▸ THE EXERCISE
Copy the data that follows, character for character, minus the pictures.
# Start of RECORDS SHOWN
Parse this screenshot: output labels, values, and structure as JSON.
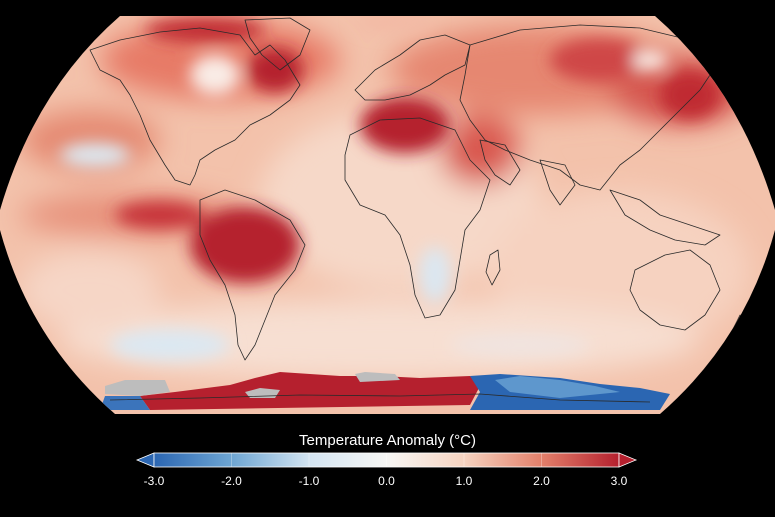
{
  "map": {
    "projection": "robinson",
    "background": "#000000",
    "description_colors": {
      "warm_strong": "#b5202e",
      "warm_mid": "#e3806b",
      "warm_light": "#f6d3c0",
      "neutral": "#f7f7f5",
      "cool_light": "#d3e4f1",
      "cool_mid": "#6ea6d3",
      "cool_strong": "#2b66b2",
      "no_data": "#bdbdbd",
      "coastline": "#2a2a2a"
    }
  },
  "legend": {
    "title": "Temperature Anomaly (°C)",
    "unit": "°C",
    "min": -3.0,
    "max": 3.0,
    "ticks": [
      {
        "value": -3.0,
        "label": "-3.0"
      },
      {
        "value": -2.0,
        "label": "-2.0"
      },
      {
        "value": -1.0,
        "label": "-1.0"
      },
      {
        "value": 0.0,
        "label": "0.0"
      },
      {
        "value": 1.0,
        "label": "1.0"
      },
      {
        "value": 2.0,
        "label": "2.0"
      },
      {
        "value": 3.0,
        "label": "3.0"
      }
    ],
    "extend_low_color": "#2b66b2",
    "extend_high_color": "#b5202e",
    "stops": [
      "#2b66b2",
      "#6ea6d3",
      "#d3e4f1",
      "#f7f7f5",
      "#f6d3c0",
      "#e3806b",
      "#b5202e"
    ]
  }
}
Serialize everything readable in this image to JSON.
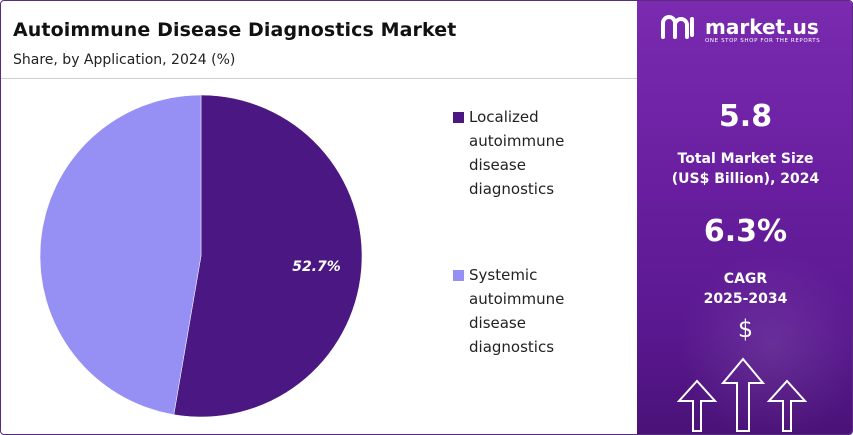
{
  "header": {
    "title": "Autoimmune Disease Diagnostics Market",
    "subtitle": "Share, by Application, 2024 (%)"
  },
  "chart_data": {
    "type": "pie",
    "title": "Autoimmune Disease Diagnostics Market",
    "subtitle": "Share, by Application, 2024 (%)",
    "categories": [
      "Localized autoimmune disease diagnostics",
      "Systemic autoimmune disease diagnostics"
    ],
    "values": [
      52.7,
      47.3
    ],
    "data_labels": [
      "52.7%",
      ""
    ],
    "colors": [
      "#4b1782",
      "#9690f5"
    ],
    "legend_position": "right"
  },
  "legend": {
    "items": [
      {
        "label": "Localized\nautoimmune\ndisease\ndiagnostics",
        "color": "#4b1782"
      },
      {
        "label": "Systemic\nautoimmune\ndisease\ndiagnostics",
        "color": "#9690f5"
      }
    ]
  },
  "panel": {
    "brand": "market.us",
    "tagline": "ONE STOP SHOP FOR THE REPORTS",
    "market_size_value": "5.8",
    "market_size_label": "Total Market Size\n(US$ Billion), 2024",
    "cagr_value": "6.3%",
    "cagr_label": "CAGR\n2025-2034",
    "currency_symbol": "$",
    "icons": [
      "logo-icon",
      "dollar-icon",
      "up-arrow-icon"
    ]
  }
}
# End of RECORDS SHOWN
▸ REPLY
Parse this screenshot: output labels, values, and structure as JSON.
{
  "map": {
    "projection": "robinson",
    "background": "#000000",
    "description_colors": {
      "warm_strong": "#b5202e",
      "warm_mid": "#e3806b",
      "warm_light": "#f6d3c0",
      "neutral": "#f7f7f5",
      "cool_light": "#d3e4f1",
      "cool_mid": "#6ea6d3",
      "cool_strong": "#2b66b2",
      "no_data": "#bdbdbd",
      "coastline": "#2a2a2a"
    }
  },
  "legend": {
    "title": "Temperature Anomaly (°C)",
    "unit": "°C",
    "min": -3.0,
    "max": 3.0,
    "ticks": [
      {
        "value": -3.0,
        "label": "-3.0"
      },
      {
        "value": -2.0,
        "label": "-2.0"
      },
      {
        "value": -1.0,
        "label": "-1.0"
      },
      {
        "value": 0.0,
        "label": "0.0"
      },
      {
        "value": 1.0,
        "label": "1.0"
      },
      {
        "value": 2.0,
        "label": "2.0"
      },
      {
        "value": 3.0,
        "label": "3.0"
      }
    ],
    "extend_low_color": "#2b66b2",
    "extend_high_color": "#b5202e",
    "stops": [
      "#2b66b2",
      "#6ea6d3",
      "#d3e4f1",
      "#f7f7f5",
      "#f6d3c0",
      "#e3806b",
      "#b5202e"
    ]
  }
}
Serialize everything readable in this image to JSON.
{
  "header": {
    "title": "Autoimmune Disease Diagnostics Market",
    "subtitle": "Share, by Application, 2024 (%)"
  },
  "chart_data": {
    "type": "pie",
    "title": "Autoimmune Disease Diagnostics Market",
    "subtitle": "Share, by Application, 2024 (%)",
    "categories": [
      "Localized autoimmune disease diagnostics",
      "Systemic autoimmune disease diagnostics"
    ],
    "values": [
      52.7,
      47.3
    ],
    "data_labels": [
      "52.7%",
      ""
    ],
    "colors": [
      "#4b1782",
      "#9690f5"
    ],
    "legend_position": "right"
  },
  "legend": {
    "items": [
      {
        "label": "Localized\nautoimmune\ndisease\ndiagnostics",
        "color": "#4b1782"
      },
      {
        "label": "Systemic\nautoimmune\ndisease\ndiagnostics",
        "color": "#9690f5"
      }
    ]
  },
  "panel": {
    "brand": "market.us",
    "tagline": "ONE STOP SHOP FOR THE REPORTS",
    "market_size_value": "5.8",
    "market_size_label": "Total Market Size\n(US$ Billion), 2024",
    "cagr_value": "6.3%",
    "cagr_label": "CAGR\n2025-2034",
    "currency_symbol": "$",
    "icons": [
      "logo-icon",
      "dollar-icon",
      "up-arrow-icon"
    ]
  }
}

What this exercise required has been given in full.